§ **Exercise description**: Will you output all of the data below exactly, omitting the images?

(Records from a collection of figures)
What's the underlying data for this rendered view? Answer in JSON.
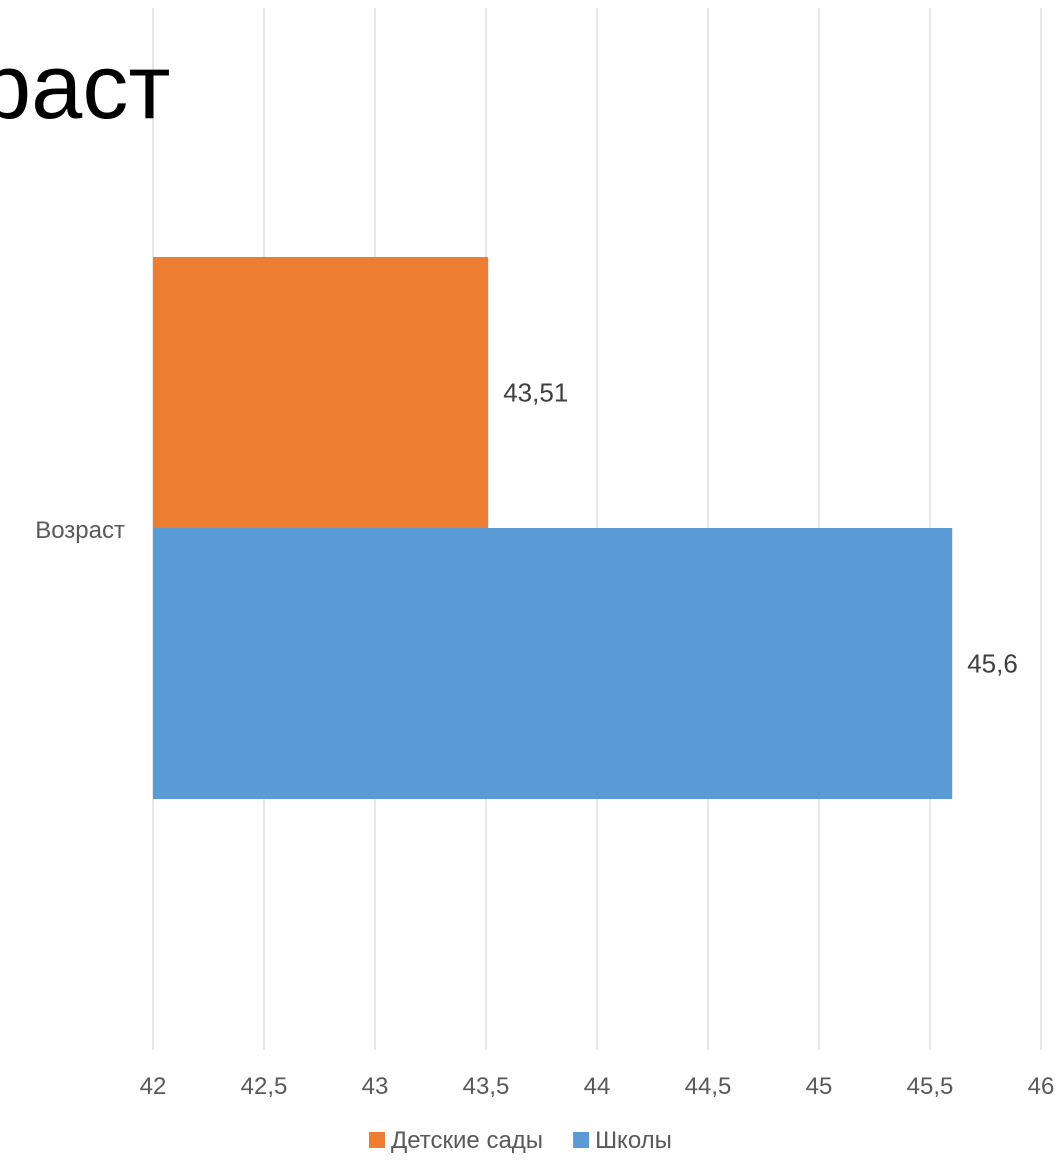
{
  "slide": {
    "title_fragment": "раст"
  },
  "chart_data": {
    "type": "bar",
    "orientation": "horizontal",
    "categories": [
      "Возраст"
    ],
    "series": [
      {
        "name": "Школы",
        "values": [
          45.6
        ],
        "color": "#5B9BD5",
        "data_label": "45,6"
      },
      {
        "name": "Детские сады",
        "values": [
          43.51
        ],
        "color": "#ED7D31",
        "data_label": "43,51"
      }
    ],
    "xlim": [
      42,
      46
    ],
    "x_ticks": [
      42,
      42.5,
      43,
      43.5,
      44,
      44.5,
      45,
      45.5,
      46
    ],
    "x_tick_labels": [
      "42",
      "42,5",
      "43",
      "43,5",
      "44",
      "44,5",
      "45",
      "45,5",
      "46"
    ],
    "grid": true,
    "gridline_color": "#D9D9D9",
    "legend": {
      "position": "bottom",
      "entries": [
        {
          "label": "Детские сады",
          "color": "#ED7D31"
        },
        {
          "label": "Школы",
          "color": "#5B9BD5"
        }
      ]
    }
  }
}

§ **Solution**:
What's the underlying data for this rendered view? Answer in JSON.
{
  "slide": {
    "title_fragment": "раст"
  },
  "chart_data": {
    "type": "bar",
    "orientation": "horizontal",
    "categories": [
      "Возраст"
    ],
    "series": [
      {
        "name": "Школы",
        "values": [
          45.6
        ],
        "color": "#5B9BD5",
        "data_label": "45,6"
      },
      {
        "name": "Детские сады",
        "values": [
          43.51
        ],
        "color": "#ED7D31",
        "data_label": "43,51"
      }
    ],
    "xlim": [
      42,
      46
    ],
    "x_ticks": [
      42,
      42.5,
      43,
      43.5,
      44,
      44.5,
      45,
      45.5,
      46
    ],
    "x_tick_labels": [
      "42",
      "42,5",
      "43",
      "43,5",
      "44",
      "44,5",
      "45",
      "45,5",
      "46"
    ],
    "grid": true,
    "gridline_color": "#D9D9D9",
    "legend": {
      "position": "bottom",
      "entries": [
        {
          "label": "Детские сады",
          "color": "#ED7D31"
        },
        {
          "label": "Школы",
          "color": "#5B9BD5"
        }
      ]
    }
  }
}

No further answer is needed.